** START OF MATERIAL PROVIDED **

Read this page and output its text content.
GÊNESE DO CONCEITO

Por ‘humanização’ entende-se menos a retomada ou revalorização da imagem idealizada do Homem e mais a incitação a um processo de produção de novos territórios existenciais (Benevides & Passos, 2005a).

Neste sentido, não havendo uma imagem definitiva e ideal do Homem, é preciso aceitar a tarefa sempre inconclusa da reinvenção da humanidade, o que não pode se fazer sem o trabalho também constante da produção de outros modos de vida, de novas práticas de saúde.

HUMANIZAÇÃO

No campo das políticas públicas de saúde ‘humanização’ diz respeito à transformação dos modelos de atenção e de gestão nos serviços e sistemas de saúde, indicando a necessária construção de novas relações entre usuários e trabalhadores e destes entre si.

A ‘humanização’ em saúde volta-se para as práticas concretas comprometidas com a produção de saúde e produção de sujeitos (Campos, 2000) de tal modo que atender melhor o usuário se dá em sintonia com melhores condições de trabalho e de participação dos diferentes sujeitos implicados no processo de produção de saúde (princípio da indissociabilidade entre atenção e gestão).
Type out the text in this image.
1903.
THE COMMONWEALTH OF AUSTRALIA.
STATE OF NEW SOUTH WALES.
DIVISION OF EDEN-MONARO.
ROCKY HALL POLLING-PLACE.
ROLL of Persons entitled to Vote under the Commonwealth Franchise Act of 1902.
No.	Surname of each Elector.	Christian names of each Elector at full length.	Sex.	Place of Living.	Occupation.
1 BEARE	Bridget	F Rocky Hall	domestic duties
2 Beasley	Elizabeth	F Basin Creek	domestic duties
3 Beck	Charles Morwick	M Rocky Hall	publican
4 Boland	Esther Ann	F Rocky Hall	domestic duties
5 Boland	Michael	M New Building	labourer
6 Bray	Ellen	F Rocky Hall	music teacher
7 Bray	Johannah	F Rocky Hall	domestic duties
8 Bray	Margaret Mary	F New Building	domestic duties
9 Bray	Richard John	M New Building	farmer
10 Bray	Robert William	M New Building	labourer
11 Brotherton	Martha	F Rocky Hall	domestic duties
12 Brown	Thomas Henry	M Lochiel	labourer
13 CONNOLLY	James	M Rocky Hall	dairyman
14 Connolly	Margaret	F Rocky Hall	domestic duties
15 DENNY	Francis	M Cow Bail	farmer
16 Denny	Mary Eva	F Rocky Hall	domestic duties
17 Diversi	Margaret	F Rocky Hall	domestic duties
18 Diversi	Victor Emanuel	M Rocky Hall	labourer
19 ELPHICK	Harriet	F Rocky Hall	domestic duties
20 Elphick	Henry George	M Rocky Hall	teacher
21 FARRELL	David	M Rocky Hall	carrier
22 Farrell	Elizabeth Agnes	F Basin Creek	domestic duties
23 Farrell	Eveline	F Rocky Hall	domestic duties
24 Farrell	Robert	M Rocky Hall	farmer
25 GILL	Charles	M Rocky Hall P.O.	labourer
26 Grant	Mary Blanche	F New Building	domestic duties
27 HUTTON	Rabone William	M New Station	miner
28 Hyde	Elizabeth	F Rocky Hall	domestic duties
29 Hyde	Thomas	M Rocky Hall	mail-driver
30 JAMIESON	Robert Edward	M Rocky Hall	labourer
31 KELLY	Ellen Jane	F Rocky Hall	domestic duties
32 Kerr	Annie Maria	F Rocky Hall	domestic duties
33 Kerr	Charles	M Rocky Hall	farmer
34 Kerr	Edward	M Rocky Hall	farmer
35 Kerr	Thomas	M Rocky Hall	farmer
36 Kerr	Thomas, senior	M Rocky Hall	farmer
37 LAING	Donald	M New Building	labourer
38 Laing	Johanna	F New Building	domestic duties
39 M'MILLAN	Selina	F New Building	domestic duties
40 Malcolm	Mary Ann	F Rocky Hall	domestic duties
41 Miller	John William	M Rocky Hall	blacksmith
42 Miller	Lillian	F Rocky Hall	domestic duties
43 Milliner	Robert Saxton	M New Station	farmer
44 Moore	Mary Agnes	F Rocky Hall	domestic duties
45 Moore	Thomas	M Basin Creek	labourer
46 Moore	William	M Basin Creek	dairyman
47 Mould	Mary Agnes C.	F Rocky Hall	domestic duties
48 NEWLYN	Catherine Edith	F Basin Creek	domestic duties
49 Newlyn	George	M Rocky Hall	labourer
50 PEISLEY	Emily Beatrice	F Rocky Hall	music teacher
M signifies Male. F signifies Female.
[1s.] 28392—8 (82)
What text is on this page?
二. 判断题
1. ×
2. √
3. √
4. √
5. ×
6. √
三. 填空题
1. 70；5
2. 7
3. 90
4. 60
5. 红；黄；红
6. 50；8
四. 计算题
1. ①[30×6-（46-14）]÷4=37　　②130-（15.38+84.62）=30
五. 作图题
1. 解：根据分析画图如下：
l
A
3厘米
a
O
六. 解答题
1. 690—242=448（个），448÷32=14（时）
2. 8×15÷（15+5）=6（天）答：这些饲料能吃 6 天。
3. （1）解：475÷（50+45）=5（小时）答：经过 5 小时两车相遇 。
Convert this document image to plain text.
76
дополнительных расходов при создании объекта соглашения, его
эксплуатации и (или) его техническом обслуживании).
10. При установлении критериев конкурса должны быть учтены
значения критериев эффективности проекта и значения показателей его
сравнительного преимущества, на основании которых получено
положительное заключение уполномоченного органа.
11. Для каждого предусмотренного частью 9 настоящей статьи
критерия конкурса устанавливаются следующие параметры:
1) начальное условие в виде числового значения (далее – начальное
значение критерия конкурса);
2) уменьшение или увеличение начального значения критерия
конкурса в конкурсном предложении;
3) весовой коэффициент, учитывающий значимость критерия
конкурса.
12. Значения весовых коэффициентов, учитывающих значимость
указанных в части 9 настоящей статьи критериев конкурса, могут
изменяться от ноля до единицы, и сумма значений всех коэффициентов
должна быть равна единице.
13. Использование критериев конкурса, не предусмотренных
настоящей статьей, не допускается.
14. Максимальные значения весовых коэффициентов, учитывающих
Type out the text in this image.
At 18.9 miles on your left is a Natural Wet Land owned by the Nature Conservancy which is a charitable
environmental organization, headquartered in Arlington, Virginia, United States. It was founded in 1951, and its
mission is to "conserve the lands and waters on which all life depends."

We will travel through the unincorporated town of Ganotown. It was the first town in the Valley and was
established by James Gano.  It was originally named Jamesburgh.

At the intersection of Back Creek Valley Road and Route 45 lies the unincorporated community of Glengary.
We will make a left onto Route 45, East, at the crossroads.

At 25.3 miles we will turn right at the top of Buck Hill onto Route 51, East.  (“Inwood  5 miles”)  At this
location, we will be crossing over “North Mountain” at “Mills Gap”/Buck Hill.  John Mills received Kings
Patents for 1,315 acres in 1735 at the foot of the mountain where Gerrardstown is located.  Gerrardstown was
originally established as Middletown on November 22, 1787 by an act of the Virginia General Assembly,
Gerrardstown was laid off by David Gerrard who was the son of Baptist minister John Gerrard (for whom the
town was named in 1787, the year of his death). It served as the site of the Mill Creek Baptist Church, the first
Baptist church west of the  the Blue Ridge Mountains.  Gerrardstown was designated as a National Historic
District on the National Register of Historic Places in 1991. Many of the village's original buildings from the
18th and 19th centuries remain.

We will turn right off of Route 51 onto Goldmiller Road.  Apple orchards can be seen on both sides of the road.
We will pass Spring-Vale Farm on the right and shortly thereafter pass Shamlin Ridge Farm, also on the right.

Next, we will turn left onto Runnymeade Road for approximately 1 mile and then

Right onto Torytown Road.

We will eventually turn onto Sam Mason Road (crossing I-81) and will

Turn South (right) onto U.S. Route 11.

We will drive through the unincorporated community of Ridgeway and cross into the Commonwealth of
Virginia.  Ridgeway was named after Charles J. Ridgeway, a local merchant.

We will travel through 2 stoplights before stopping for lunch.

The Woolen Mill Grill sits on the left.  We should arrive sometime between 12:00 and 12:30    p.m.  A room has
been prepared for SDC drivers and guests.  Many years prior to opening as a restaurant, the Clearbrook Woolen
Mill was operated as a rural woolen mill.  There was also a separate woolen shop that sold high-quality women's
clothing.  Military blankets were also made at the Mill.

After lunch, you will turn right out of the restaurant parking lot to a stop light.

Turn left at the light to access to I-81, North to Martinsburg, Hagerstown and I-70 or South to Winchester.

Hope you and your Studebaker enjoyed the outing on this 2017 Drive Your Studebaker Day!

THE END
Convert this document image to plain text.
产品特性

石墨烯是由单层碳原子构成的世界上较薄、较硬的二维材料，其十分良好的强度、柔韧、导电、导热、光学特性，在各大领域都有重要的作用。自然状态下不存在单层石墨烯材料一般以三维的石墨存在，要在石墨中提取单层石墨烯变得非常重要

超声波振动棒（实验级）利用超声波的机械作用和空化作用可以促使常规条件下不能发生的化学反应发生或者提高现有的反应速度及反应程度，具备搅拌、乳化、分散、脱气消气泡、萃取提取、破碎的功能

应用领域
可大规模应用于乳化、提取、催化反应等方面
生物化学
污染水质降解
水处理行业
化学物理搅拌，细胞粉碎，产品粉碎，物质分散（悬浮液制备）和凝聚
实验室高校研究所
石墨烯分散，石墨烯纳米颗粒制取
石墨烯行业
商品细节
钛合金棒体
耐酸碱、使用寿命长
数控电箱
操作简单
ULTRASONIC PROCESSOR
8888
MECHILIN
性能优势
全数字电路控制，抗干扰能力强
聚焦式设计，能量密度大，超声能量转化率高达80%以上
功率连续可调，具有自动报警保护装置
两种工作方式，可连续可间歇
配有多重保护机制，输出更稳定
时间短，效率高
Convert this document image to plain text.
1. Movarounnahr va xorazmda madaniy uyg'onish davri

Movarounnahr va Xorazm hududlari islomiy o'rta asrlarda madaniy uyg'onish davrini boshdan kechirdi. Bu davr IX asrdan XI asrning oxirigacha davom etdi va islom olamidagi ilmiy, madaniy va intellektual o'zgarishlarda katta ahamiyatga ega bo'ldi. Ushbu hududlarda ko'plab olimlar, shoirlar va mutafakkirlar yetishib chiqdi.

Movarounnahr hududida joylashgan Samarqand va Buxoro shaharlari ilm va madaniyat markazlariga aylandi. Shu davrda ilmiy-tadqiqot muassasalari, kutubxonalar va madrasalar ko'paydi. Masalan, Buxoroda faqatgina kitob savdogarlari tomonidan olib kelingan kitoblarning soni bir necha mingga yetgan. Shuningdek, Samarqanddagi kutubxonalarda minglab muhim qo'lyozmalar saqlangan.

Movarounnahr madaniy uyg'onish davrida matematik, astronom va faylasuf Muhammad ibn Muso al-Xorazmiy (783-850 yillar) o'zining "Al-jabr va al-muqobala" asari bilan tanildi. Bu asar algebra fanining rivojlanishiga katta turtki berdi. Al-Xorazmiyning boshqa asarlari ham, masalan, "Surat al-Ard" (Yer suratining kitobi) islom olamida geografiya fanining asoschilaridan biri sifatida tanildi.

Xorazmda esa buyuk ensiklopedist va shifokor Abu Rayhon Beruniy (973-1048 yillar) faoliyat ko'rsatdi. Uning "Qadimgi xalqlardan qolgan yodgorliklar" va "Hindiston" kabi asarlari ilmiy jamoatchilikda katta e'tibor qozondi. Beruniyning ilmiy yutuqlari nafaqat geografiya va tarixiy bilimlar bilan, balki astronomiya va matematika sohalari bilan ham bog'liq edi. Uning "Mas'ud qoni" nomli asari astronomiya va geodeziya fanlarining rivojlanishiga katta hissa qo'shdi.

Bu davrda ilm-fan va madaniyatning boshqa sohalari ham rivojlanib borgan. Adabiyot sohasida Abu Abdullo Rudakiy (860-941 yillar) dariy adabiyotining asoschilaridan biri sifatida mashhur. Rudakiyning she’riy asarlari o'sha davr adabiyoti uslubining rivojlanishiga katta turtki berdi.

** END OF MATERIAL PROVIDED **

STATED TASK → Scan the listing above. Collect all lines with the word "which".

ANSWER BELOW →
At 18.9 miles on your left is a Natural Wet Land owned by the Nature Conservancy which is a charitable
mission is to "conserve the lands and waters on which all life depends."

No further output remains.